- Stated exercise -
Take all the material and copy it exactly.

- Source material -
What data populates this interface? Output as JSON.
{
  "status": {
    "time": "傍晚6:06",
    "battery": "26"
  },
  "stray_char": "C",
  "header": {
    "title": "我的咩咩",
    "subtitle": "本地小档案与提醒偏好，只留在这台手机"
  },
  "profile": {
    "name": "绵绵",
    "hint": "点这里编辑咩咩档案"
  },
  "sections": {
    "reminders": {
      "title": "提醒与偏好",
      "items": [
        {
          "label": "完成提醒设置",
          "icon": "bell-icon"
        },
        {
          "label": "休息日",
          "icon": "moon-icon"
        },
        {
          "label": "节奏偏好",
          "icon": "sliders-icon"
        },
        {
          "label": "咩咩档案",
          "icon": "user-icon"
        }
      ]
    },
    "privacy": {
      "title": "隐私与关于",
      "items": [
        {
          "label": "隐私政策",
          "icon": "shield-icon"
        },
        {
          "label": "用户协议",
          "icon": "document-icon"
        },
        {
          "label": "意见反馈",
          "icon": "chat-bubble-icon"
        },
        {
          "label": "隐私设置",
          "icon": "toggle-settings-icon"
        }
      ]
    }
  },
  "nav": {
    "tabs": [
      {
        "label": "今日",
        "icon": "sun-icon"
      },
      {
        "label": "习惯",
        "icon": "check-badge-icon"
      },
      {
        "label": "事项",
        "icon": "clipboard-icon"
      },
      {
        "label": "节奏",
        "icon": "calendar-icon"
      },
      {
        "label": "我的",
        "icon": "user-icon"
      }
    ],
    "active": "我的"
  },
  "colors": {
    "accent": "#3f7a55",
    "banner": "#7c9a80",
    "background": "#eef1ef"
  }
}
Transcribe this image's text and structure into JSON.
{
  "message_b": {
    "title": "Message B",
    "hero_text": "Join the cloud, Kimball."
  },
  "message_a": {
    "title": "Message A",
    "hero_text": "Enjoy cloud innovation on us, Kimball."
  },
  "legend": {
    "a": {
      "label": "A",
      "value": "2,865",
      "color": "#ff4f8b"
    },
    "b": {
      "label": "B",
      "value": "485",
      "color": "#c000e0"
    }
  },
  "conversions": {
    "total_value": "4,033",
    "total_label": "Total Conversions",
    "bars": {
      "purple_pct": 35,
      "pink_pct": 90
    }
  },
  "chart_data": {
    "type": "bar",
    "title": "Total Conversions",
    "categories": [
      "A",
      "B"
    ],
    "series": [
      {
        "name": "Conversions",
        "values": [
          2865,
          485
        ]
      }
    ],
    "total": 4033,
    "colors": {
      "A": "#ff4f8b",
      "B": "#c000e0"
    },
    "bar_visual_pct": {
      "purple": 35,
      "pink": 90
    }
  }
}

- Answer to this problem -
What data populates this interface? Output as JSON.
{
  "status": {
    "time": "傍晚6:06",
    "battery": "26"
  },
  "stray_char": "C",
  "header": {
    "title": "我的咩咩",
    "subtitle": "本地小档案与提醒偏好，只留在这台手机"
  },
  "profile": {
    "name": "绵绵",
    "hint": "点这里编辑咩咩档案"
  },
  "sections": {
    "reminders": {
      "title": "提醒与偏好",
      "items": [
        {
          "label": "完成提醒设置",
          "icon": "bell-icon"
        },
        {
          "label": "休息日",
          "icon": "moon-icon"
        },
        {
          "label": "节奏偏好",
          "icon": "sliders-icon"
        },
        {
          "label": "咩咩档案",
          "icon": "user-icon"
        }
      ]
    },
    "privacy": {
      "title": "隐私与关于",
      "items": [
        {
          "label": "隐私政策",
          "icon": "shield-icon"
        },
        {
          "label": "用户协议",
          "icon": "document-icon"
        },
        {
          "label": "意见反馈",
          "icon": "chat-bubble-icon"
        },
        {
          "label": "隐私设置",
          "icon": "toggle-settings-icon"
        }
      ]
    }
  },
  "nav": {
    "tabs": [
      {
        "label": "今日",
        "icon": "sun-icon"
      },
      {
        "label": "习惯",
        "icon": "check-badge-icon"
      },
      {
        "label": "事项",
        "icon": "clipboard-icon"
      },
      {
        "label": "节奏",
        "icon": "calendar-icon"
      },
      {
        "label": "我的",
        "icon": "user-icon"
      }
    ],
    "active": "我的"
  },
  "colors": {
    "accent": "#3f7a55",
    "banner": "#7c9a80",
    "background": "#eef1ef"
  }
}
Transcribe this image's text and structure into JSON.
{
  "message_b": {
    "title": "Message B",
    "hero_text": "Join the cloud, Kimball."
  },
  "message_a": {
    "title": "Message A",
    "hero_text": "Enjoy cloud innovation on us, Kimball."
  },
  "legend": {
    "a": {
      "label": "A",
      "value": "2,865",
      "color": "#ff4f8b"
    },
    "b": {
      "label": "B",
      "value": "485",
      "color": "#c000e0"
    }
  },
  "conversions": {
    "total_value": "4,033",
    "total_label": "Total Conversions",
    "bars": {
      "purple_pct": 35,
      "pink_pct": 90
    }
  },
  "chart_data": {
    "type": "bar",
    "title": "Total Conversions",
    "categories": [
      "A",
      "B"
    ],
    "series": [
      {
        "name": "Conversions",
        "values": [
          2865,
          485
        ]
      }
    ],
    "total": 4033,
    "colors": {
      "A": "#ff4f8b",
      "B": "#c000e0"
    },
    "bar_visual_pct": {
      "purple": 35,
      "pink": 90
    }
  }
}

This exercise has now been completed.